§ **Aim**: Copy out each line exactly as it appears.

§ **Data entries**:
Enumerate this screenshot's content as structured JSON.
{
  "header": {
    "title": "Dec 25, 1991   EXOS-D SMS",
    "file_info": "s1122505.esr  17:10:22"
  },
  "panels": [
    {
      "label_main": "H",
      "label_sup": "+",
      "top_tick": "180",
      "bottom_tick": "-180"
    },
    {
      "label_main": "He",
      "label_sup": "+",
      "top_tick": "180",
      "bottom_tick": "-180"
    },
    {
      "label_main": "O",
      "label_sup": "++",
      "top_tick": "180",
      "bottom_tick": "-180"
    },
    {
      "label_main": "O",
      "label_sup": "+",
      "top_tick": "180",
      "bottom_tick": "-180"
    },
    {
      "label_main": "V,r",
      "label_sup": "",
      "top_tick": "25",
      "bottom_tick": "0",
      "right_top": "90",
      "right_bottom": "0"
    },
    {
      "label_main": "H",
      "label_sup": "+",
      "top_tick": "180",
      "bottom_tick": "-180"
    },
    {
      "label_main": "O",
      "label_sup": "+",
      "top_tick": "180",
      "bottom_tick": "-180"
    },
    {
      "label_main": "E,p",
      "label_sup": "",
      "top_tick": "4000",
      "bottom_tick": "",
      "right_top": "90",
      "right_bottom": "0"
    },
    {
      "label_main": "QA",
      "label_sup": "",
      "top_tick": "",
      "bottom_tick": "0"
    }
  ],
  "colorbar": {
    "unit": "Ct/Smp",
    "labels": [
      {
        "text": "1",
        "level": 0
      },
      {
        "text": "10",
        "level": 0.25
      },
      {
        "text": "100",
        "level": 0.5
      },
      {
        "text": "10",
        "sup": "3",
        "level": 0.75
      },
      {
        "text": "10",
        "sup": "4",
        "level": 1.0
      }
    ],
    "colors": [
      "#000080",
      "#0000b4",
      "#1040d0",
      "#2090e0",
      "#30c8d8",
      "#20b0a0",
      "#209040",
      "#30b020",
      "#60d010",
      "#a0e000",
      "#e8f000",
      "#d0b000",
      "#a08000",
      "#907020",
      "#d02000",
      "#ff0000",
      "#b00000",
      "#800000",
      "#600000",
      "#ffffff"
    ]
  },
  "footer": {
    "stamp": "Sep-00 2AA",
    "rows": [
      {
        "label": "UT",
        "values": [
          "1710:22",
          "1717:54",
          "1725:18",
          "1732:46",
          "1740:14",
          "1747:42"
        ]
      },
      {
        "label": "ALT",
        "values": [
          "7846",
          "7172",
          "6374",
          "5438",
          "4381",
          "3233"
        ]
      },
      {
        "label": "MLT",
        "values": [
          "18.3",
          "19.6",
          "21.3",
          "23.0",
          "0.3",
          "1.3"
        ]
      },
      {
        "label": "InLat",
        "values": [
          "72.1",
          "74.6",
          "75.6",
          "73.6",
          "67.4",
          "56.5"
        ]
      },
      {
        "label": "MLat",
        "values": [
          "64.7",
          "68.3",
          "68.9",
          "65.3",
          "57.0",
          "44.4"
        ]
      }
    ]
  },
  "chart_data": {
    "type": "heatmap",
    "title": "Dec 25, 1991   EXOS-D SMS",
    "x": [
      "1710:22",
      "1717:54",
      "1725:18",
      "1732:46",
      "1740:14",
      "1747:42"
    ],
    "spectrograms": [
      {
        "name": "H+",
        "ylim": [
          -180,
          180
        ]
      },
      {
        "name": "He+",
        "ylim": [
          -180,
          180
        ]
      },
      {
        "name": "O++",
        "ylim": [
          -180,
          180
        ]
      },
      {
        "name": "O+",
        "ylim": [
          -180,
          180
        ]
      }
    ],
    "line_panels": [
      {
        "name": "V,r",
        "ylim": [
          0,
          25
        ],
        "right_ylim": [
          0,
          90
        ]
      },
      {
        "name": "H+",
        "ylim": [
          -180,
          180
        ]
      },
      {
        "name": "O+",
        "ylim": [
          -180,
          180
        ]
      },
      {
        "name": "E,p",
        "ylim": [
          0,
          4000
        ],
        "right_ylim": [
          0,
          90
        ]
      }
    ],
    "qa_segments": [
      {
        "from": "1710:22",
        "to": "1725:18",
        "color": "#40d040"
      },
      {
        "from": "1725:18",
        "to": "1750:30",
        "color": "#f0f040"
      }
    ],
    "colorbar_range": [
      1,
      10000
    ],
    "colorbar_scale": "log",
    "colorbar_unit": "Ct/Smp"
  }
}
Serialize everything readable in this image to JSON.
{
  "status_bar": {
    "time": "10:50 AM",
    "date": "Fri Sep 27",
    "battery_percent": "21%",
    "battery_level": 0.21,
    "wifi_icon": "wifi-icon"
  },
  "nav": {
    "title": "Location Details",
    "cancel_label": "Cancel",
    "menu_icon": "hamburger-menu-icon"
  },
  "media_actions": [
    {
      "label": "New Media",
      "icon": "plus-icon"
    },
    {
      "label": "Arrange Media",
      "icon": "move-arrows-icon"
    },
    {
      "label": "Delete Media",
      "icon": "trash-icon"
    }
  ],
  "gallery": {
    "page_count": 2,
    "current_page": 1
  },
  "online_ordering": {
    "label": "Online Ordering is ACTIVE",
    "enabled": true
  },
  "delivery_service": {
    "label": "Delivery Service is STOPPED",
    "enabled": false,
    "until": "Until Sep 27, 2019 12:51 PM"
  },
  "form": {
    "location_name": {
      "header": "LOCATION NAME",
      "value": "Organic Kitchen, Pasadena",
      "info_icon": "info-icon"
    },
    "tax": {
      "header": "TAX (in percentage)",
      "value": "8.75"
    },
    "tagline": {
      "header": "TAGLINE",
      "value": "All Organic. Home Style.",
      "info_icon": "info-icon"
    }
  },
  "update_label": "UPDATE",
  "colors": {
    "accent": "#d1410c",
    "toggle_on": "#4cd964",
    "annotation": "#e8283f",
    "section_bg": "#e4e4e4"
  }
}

§ **Output below**:
Enumerate this screenshot's content as structured JSON.
{
  "header": {
    "title": "Dec 25, 1991   EXOS-D SMS",
    "file_info": "s1122505.esr  17:10:22"
  },
  "panels": [
    {
      "label_main": "H",
      "label_sup": "+",
      "top_tick": "180",
      "bottom_tick": "-180"
    },
    {
      "label_main": "He",
      "label_sup": "+",
      "top_tick": "180",
      "bottom_tick": "-180"
    },
    {
      "label_main": "O",
      "label_sup": "++",
      "top_tick": "180",
      "bottom_tick": "-180"
    },
    {
      "label_main": "O",
      "label_sup": "+",
      "top_tick": "180",
      "bottom_tick": "-180"
    },
    {
      "label_main": "V,r",
      "label_sup": "",
      "top_tick": "25",
      "bottom_tick": "0",
      "right_top": "90",
      "right_bottom": "0"
    },
    {
      "label_main": "H",
      "label_sup": "+",
      "top_tick": "180",
      "bottom_tick": "-180"
    },
    {
      "label_main": "O",
      "label_sup": "+",
      "top_tick": "180",
      "bottom_tick": "-180"
    },
    {
      "label_main": "E,p",
      "label_sup": "",
      "top_tick": "4000",
      "bottom_tick": "",
      "right_top": "90",
      "right_bottom": "0"
    },
    {
      "label_main": "QA",
      "label_sup": "",
      "top_tick": "",
      "bottom_tick": "0"
    }
  ],
  "colorbar": {
    "unit": "Ct/Smp",
    "labels": [
      {
        "text": "1",
        "level": 0
      },
      {
        "text": "10",
        "level": 0.25
      },
      {
        "text": "100",
        "level": 0.5
      },
      {
        "text": "10",
        "sup": "3",
        "level": 0.75
      },
      {
        "text": "10",
        "sup": "4",
        "level": 1.0
      }
    ],
    "colors": [
      "#000080",
      "#0000b4",
      "#1040d0",
      "#2090e0",
      "#30c8d8",
      "#20b0a0",
      "#209040",
      "#30b020",
      "#60d010",
      "#a0e000",
      "#e8f000",
      "#d0b000",
      "#a08000",
      "#907020",
      "#d02000",
      "#ff0000",
      "#b00000",
      "#800000",
      "#600000",
      "#ffffff"
    ]
  },
  "footer": {
    "stamp": "Sep-00 2AA",
    "rows": [
      {
        "label": "UT",
        "values": [
          "1710:22",
          "1717:54",
          "1725:18",
          "1732:46",
          "1740:14",
          "1747:42"
        ]
      },
      {
        "label": "ALT",
        "values": [
          "7846",
          "7172",
          "6374",
          "5438",
          "4381",
          "3233"
        ]
      },
      {
        "label": "MLT",
        "values": [
          "18.3",
          "19.6",
          "21.3",
          "23.0",
          "0.3",
          "1.3"
        ]
      },
      {
        "label": "InLat",
        "values": [
          "72.1",
          "74.6",
          "75.6",
          "73.6",
          "67.4",
          "56.5"
        ]
      },
      {
        "label": "MLat",
        "values": [
          "64.7",
          "68.3",
          "68.9",
          "65.3",
          "57.0",
          "44.4"
        ]
      }
    ]
  },
  "chart_data": {
    "type": "heatmap",
    "title": "Dec 25, 1991   EXOS-D SMS",
    "x": [
      "1710:22",
      "1717:54",
      "1725:18",
      "1732:46",
      "1740:14",
      "1747:42"
    ],
    "spectrograms": [
      {
        "name": "H+",
        "ylim": [
          -180,
          180
        ]
      },
      {
        "name": "He+",
        "ylim": [
          -180,
          180
        ]
      },
      {
        "name": "O++",
        "ylim": [
          -180,
          180
        ]
      },
      {
        "name": "O+",
        "ylim": [
          -180,
          180
        ]
      }
    ],
    "line_panels": [
      {
        "name": "V,r",
        "ylim": [
          0,
          25
        ],
        "right_ylim": [
          0,
          90
        ]
      },
      {
        "name": "H+",
        "ylim": [
          -180,
          180
        ]
      },
      {
        "name": "O+",
        "ylim": [
          -180,
          180
        ]
      },
      {
        "name": "E,p",
        "ylim": [
          0,
          4000
        ],
        "right_ylim": [
          0,
          90
        ]
      }
    ],
    "qa_segments": [
      {
        "from": "1710:22",
        "to": "1725:18",
        "color": "#40d040"
      },
      {
        "from": "1725:18",
        "to": "1750:30",
        "color": "#f0f040"
      }
    ],
    "colorbar_range": [
      1,
      10000
    ],
    "colorbar_scale": "log",
    "colorbar_unit": "Ct/Smp"
  }
}
Serialize everything readable in this image to JSON.
{
  "status_bar": {
    "time": "10:50 AM",
    "date": "Fri Sep 27",
    "battery_percent": "21%",
    "battery_level": 0.21,
    "wifi_icon": "wifi-icon"
  },
  "nav": {
    "title": "Location Details",
    "cancel_label": "Cancel",
    "menu_icon": "hamburger-menu-icon"
  },
  "media_actions": [
    {
      "label": "New Media",
      "icon": "plus-icon"
    },
    {
      "label": "Arrange Media",
      "icon": "move-arrows-icon"
    },
    {
      "label": "Delete Media",
      "icon": "trash-icon"
    }
  ],
  "gallery": {
    "page_count": 2,
    "current_page": 1
  },
  "online_ordering": {
    "label": "Online Ordering is ACTIVE",
    "enabled": true
  },
  "delivery_service": {
    "label": "Delivery Service is STOPPED",
    "enabled": false,
    "until": "Until Sep 27, 2019 12:51 PM"
  },
  "form": {
    "location_name": {
      "header": "LOCATION NAME",
      "value": "Organic Kitchen, Pasadena",
      "info_icon": "info-icon"
    },
    "tax": {
      "header": "TAX (in percentage)",
      "value": "8.75"
    },
    "tagline": {
      "header": "TAGLINE",
      "value": "All Organic. Home Style.",
      "info_icon": "info-icon"
    }
  },
  "update_label": "UPDATE",
  "colors": {
    "accent": "#d1410c",
    "toggle_on": "#4cd964",
    "annotation": "#e8283f",
    "section_bg": "#e4e4e4"
  }
}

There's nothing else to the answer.